WHAT IS BEING ASKED: In the material below, find the line with "Decode this image"; set down that line and every line after it to the end, exactly, without pictures.

____

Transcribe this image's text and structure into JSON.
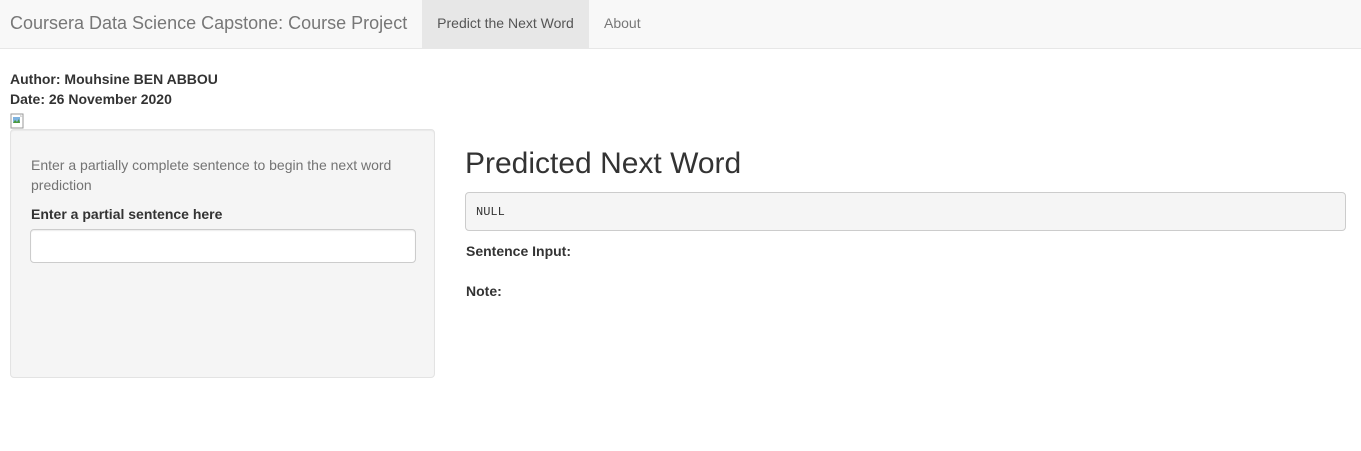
{
  "navbar": {
    "brand": "Coursera Data Science Capstone: Course Project",
    "tabs": [
      {
        "label": "Predict the Next Word",
        "active": true
      },
      {
        "label": "About",
        "active": false
      }
    ]
  },
  "header": {
    "author": "Author: Mouhsine BEN ABBOU",
    "date": "Date: 26 November 2020"
  },
  "sidebar": {
    "helper_text": "Enter a partially complete sentence to begin the next word prediction",
    "input_label": "Enter a partial sentence here",
    "input_value": "",
    "input_placeholder": ""
  },
  "main": {
    "title": "Predicted Next Word",
    "prediction": "NULL",
    "sentence_label": "Sentence Input:",
    "note_label": "Note:"
  },
  "colors": {
    "navbar_bg": "#f8f8f8",
    "active_tab_bg": "#e7e7e7",
    "well_bg": "#f5f5f5"
  }
}
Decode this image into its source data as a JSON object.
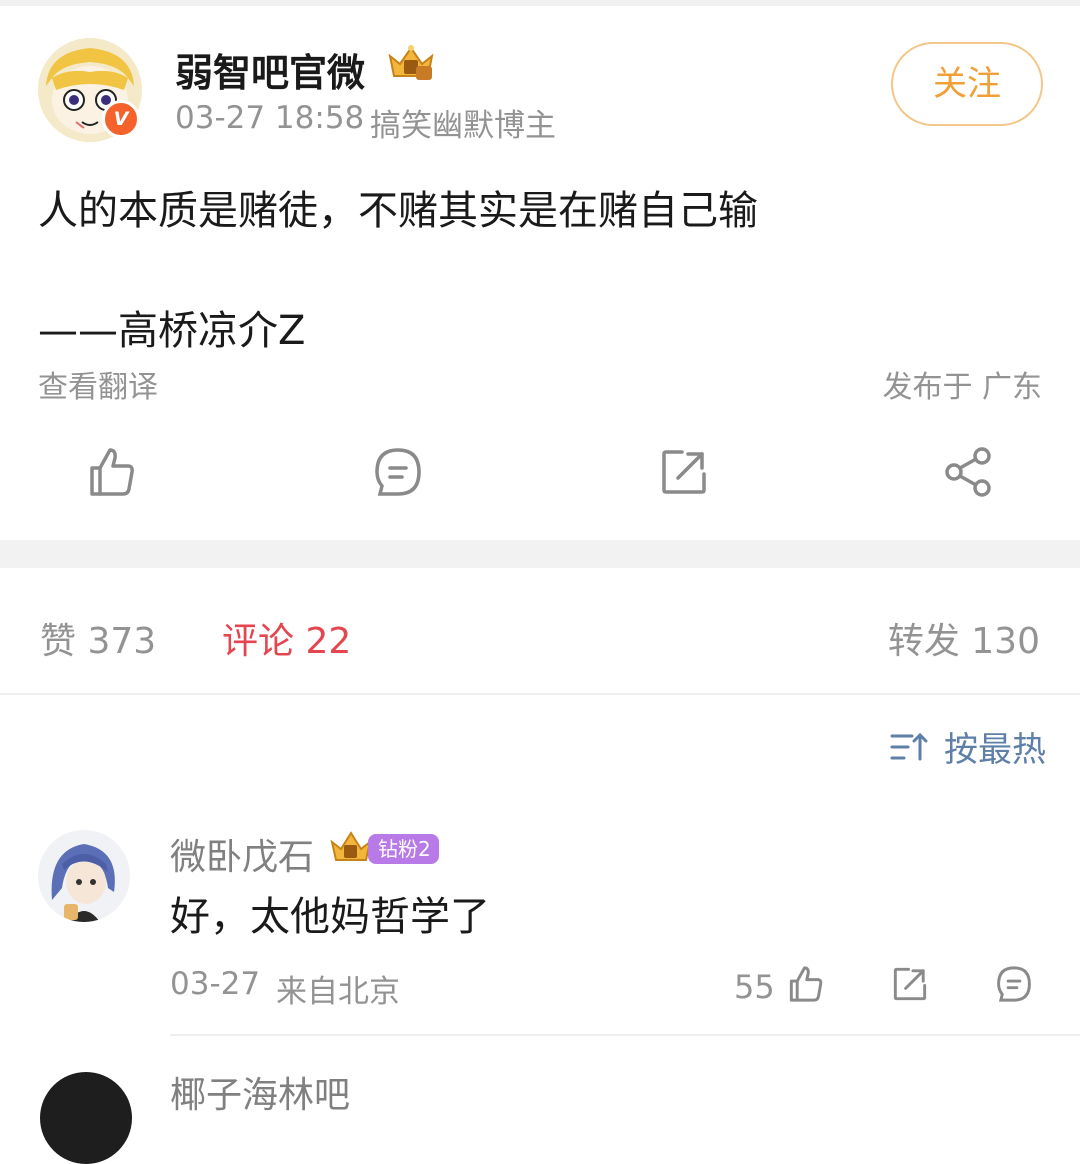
{
  "post": {
    "author": "弱智吧官微",
    "verified_mark": "V",
    "time": "03-27 18:58",
    "tag": "搞笑幽默博主",
    "follow_label": "关注",
    "content_line1": "人的本质是赌徒，不赌其实是在赌自己输",
    "content_line2": "——高桥凉介Z",
    "translate_label": "查看翻译",
    "location": "发布于 广东",
    "actions": [
      "like-icon",
      "comment-icon",
      "repost-icon",
      "share-icon"
    ]
  },
  "tabs": {
    "likes": "赞 373",
    "comments": "评论 22",
    "reposts": "转发 130"
  },
  "sort": {
    "label": "按最热",
    "icon": "sort-icon"
  },
  "comments": [
    {
      "user": "微卧戊石",
      "badge": "钻粉2",
      "text": "好，太他妈哲学了",
      "date": "03-27",
      "from": "来自北京",
      "likes": "55"
    }
  ],
  "next_comment": {
    "user": "椰子海林吧"
  },
  "colors": {
    "accent_orange": "#f0a036",
    "comment_red": "#e4464f",
    "sort_blue": "#5e7fa8",
    "verified_orange": "#f5622c",
    "fan_badge_purple": "#b77ae6"
  }
}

____

CORRECT RESULT:
Decode this image into its source data as a JSON object.
{
  "post": {
    "author": "弱智吧官微",
    "verified_mark": "V",
    "time": "03-27 18:58",
    "tag": "搞笑幽默博主",
    "follow_label": "关注",
    "content_line1": "人的本质是赌徒，不赌其实是在赌自己输",
    "content_line2": "——高桥凉介Z",
    "translate_label": "查看翻译",
    "location": "发布于 广东",
    "actions": [
      "like-icon",
      "comment-icon",
      "repost-icon",
      "share-icon"
    ]
  },
  "tabs": {
    "likes": "赞 373",
    "comments": "评论 22",
    "reposts": "转发 130"
  },
  "sort": {
    "label": "按最热",
    "icon": "sort-icon"
  },
  "comments": [
    {
      "user": "微卧戊石",
      "badge": "钻粉2",
      "text": "好，太他妈哲学了",
      "date": "03-27",
      "from": "来自北京",
      "likes": "55"
    }
  ],
  "next_comment": {
    "user": "椰子海林吧"
  },
  "colors": {
    "accent_orange": "#f0a036",
    "comment_red": "#e4464f",
    "sort_blue": "#5e7fa8",
    "verified_orange": "#f5622c",
    "fan_badge_purple": "#b77ae6"
  }
}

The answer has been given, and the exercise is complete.